== Texto de origem ==
Urbano Bettencourt: escritor, professor, o homem das letras em entrevista ao Diário da Lagoa. Numa conversa descontraída fala-nos do seu percurso, da sua escrita, da cultura açoriana e da Língua Portuguesa, no ano em que se celebra os 500 anos de Camões

 Urbano Bettencourt nasceu em 1949 na ilha do Pico, mas vive há 40 anos em São Miguel © CLIFE BOTELHO/ DL

Convidamos Urbano Bettencourt a visitar o Diário da Lagoa e numa longa conversa descontraída, começa por contar que nasceu em 1949, “no extremo leste da ilha do Pico, do lado oposto à ilha do Faial, virado para São Jorge”, na freguesia da Piedade, Lajes do Pico, na zona do Calhau, junto ao mar.

Foi na Piedade que passou parte da sua infância, nos anos 50, em tempos que conta terem sido “de poucos bens” em que as pessoas “sobreviviam em função daquilo que iam produzindo” no cultivo das terras e do que o mar dava. O pai trabalhava na construção naval levando a família a decidir mudar-se para Santo Amaro.

Aos 11 anos, por intervenção do pároco, seguiu para o seminário em Ponta Delgada, na ilha de São Miguel, para prosseguir os estudos, onde ficou dois anos até ir para o seminário de Angra, na Terceira, onde esteve mais sete anos. Após os estudos foi para Setúbal numa “decisão pensada”. Em território continental trabalhou no escritório de um despachante alfandegário, mas em 1971 foi chamado a cumprir serviço militar em Mafra, depois em Évora com uma passagem por Tancos onde fez um curso de Minas e Armadilhas. Em julho de 1972 já “estava de malas feitas”, rumou à Guiné-Bissau onde esteve dois anos. No total, três anos de serviço militar obrigatório.

A Revolução dos Cravos ditou o fim da guerra, trouxe-o de volta ao Pico, por um par de meses, mas optou por se mudar novamente para território continental, desta vez para Lisboa, para “mudar de ares, trabalhar e estudar”, de 1974 a 81. Acaba, ainda, por regressar a Setúbal por mais três anos para exercer a docência. Em 1984, com a esposa e a primeira filha, Sara, decide regressar aos Açores, fixando-se em S. Miguel. Aqui, decorreu a parte substancial da sua atividade profissional (na Escola Secundária Antero de Quental e na Universidade dos Açores), aqui nasceu a sua segunda filha, Mariana.

Desde esse regresso, já se passaram 40 anos até esta entrevista em que nos fala do seu percurso, da sua escrita, da cultura açoriana e da Língua Portuguesa, no ano em que se celebra os 500 anos de Camões.

DL: Lançou-se na escrita por volta de 1970. Como dava a conhecer a sua escrita?
Havia alguns jornais nos Açores que tinham suplementos literários. E na Terceira houve um suplemento que ficou como referência, o “Glacial” do jornal União de Angra do Heroísmo, de 67 a 74. Publiquei também no jornal “O Dever”, do Pico. Em 1977 criamos, em Lisboa, a revista “A memória da água-viva” — eu, o meu amigo Santos Barros e um grupo de pessoas congregadas em torno do Grupo de Intervenção Cultural Açoriano; além da revista editámos livros de poesia e de ensaio, e organizámos sessões com escritores e exposições culturais. Publiquei muito na revista; depois, no início dos anos 80, o Santos Barros dirigiu o suplemento “Contexto” no jornal “Açores” e colaborei muito com ele, a partir ainda de Setúbal. A revista “Atlântida” acolheu também textos meus, a nível ensaístico.
===
Complete o seguinte ::
(A) Segundo a entrevista a Urbano Bettencourt, em que ano decidiu ele regressar aos Açores, fixando-se em São Miguel?
(B) Extraia da entrevista a Urbano Bettencourt o trecho que começa em "Convidamos Urbano Bettencourt" e termina em "para Santo Amaro.".
O material não tem qualquer papel nesta parte.
== Informação fornecida ==
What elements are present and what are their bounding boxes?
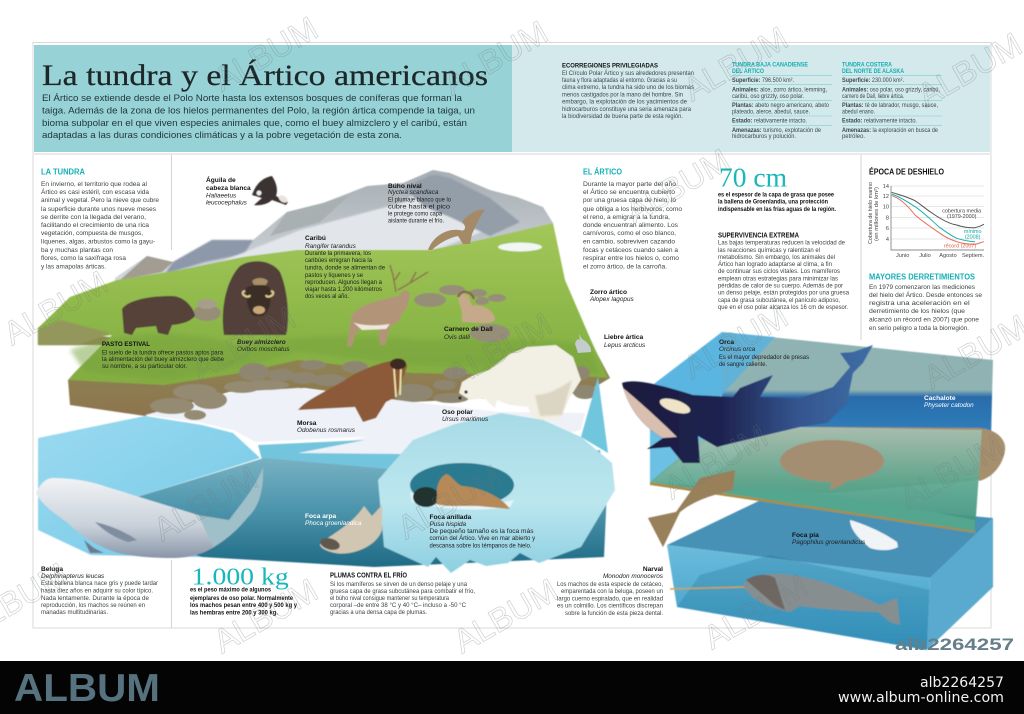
===
Conjunto de soluções ::
(A) Em 1984.

(B)
Convidamos Urbano Bettencourt a visitar o Diário da Lagoa e numa longa conversa descontraída, começa por contar que nasceu em 1949, “no extremo leste da ilha do Pico, do lado oposto à ilha do Faial, virado para São Jorge”, na freguesia da Piedade, Lajes do Pico, na zona do Calhau, junto ao mar.

Foi na Piedade que passou parte da sua infância, nos anos 50, em tempos que conta terem sido “de poucos bens” em que as pessoas “sobreviviam em função daquilo que iam produzindo” no cultivo das terras e do que o mar dava. O pai trabalhava na construção naval levando a família a decidir mudar-se para Santo Amaro.